===== Task data
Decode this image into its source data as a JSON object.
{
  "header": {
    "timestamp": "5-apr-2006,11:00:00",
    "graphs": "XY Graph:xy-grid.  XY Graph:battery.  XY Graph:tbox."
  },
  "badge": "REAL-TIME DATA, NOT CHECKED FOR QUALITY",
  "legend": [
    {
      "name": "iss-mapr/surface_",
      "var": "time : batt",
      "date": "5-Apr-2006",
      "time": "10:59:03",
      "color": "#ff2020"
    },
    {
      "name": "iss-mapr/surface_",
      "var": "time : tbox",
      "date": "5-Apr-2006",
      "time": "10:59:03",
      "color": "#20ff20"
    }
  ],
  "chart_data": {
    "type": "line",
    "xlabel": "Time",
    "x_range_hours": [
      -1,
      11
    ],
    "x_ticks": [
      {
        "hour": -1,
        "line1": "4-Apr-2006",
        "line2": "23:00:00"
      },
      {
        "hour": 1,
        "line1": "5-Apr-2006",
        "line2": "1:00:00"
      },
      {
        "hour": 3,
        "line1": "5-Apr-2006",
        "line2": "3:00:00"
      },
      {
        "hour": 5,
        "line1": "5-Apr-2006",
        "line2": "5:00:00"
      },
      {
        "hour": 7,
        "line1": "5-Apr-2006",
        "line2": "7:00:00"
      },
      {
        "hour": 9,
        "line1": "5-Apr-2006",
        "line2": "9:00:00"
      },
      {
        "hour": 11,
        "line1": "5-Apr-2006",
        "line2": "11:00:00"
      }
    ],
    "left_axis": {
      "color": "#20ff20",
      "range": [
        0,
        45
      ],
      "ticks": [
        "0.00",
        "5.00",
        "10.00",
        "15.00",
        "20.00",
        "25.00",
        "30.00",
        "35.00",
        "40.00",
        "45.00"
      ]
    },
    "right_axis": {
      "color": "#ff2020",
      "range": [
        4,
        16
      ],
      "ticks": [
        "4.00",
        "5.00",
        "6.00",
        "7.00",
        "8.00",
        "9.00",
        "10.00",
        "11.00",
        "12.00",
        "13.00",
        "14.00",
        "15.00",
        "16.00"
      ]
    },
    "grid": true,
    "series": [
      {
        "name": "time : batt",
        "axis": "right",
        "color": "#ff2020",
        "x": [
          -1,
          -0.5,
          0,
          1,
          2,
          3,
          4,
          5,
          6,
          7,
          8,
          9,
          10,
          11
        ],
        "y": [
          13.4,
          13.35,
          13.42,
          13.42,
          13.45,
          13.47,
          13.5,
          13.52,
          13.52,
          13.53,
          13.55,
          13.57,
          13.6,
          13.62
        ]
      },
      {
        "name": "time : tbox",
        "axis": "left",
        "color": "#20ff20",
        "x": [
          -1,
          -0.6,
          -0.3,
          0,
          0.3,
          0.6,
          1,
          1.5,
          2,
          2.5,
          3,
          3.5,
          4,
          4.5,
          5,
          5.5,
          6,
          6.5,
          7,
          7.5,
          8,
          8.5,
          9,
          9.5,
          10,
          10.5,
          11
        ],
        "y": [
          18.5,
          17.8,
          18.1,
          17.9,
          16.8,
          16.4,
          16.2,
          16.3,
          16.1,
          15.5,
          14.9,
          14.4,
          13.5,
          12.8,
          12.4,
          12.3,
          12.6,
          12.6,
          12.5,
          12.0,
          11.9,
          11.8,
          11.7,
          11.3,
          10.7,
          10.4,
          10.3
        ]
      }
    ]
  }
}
==========
* **Work instructions**
Copy each record from above exactly, and include every line.

* **Exercise output**
Decode this image into its source data as a JSON object.
{
  "header": {
    "timestamp": "5-apr-2006,11:00:00",
    "graphs": "XY Graph:xy-grid.  XY Graph:battery.  XY Graph:tbox."
  },
  "badge": "REAL-TIME DATA, NOT CHECKED FOR QUALITY",
  "legend": [
    {
      "name": "iss-mapr/surface_",
      "var": "time : batt",
      "date": "5-Apr-2006",
      "time": "10:59:03",
      "color": "#ff2020"
    },
    {
      "name": "iss-mapr/surface_",
      "var": "time : tbox",
      "date": "5-Apr-2006",
      "time": "10:59:03",
      "color": "#20ff20"
    }
  ],
  "chart_data": {
    "type": "line",
    "xlabel": "Time",
    "x_range_hours": [
      -1,
      11
    ],
    "x_ticks": [
      {
        "hour": -1,
        "line1": "4-Apr-2006",
        "line2": "23:00:00"
      },
      {
        "hour": 1,
        "line1": "5-Apr-2006",
        "line2": "1:00:00"
      },
      {
        "hour": 3,
        "line1": "5-Apr-2006",
        "line2": "3:00:00"
      },
      {
        "hour": 5,
        "line1": "5-Apr-2006",
        "line2": "5:00:00"
      },
      {
        "hour": 7,
        "line1": "5-Apr-2006",
        "line2": "7:00:00"
      },
      {
        "hour": 9,
        "line1": "5-Apr-2006",
        "line2": "9:00:00"
      },
      {
        "hour": 11,
        "line1": "5-Apr-2006",
        "line2": "11:00:00"
      }
    ],
    "left_axis": {
      "color": "#20ff20",
      "range": [
        0,
        45
      ],
      "ticks": [
        "0.00",
        "5.00",
        "10.00",
        "15.00",
        "20.00",
        "25.00",
        "30.00",
        "35.00",
        "40.00",
        "45.00"
      ]
    },
    "right_axis": {
      "color": "#ff2020",
      "range": [
        4,
        16
      ],
      "ticks": [
        "4.00",
        "5.00",
        "6.00",
        "7.00",
        "8.00",
        "9.00",
        "10.00",
        "11.00",
        "12.00",
        "13.00",
        "14.00",
        "15.00",
        "16.00"
      ]
    },
    "grid": true,
    "series": [
      {
        "name": "time : batt",
        "axis": "right",
        "color": "#ff2020",
        "x": [
          -1,
          -0.5,
          0,
          1,
          2,
          3,
          4,
          5,
          6,
          7,
          8,
          9,
          10,
          11
        ],
        "y": [
          13.4,
          13.35,
          13.42,
          13.42,
          13.45,
          13.47,
          13.5,
          13.52,
          13.52,
          13.53,
          13.55,
          13.57,
          13.6,
          13.62
        ]
      },
      {
        "name": "time : tbox",
        "axis": "left",
        "color": "#20ff20",
        "x": [
          -1,
          -0.6,
          -0.3,
          0,
          0.3,
          0.6,
          1,
          1.5,
          2,
          2.5,
          3,
          3.5,
          4,
          4.5,
          5,
          5.5,
          6,
          6.5,
          7,
          7.5,
          8,
          8.5,
          9,
          9.5,
          10,
          10.5,
          11
        ],
        "y": [
          18.5,
          17.8,
          18.1,
          17.9,
          16.8,
          16.4,
          16.2,
          16.3,
          16.1,
          15.5,
          14.9,
          14.4,
          13.5,
          12.8,
          12.4,
          12.3,
          12.6,
          12.6,
          12.5,
          12.0,
          11.9,
          11.8,
          11.7,
          11.3,
          10.7,
          10.4,
          10.3
        ]
      }
    ]
  }
}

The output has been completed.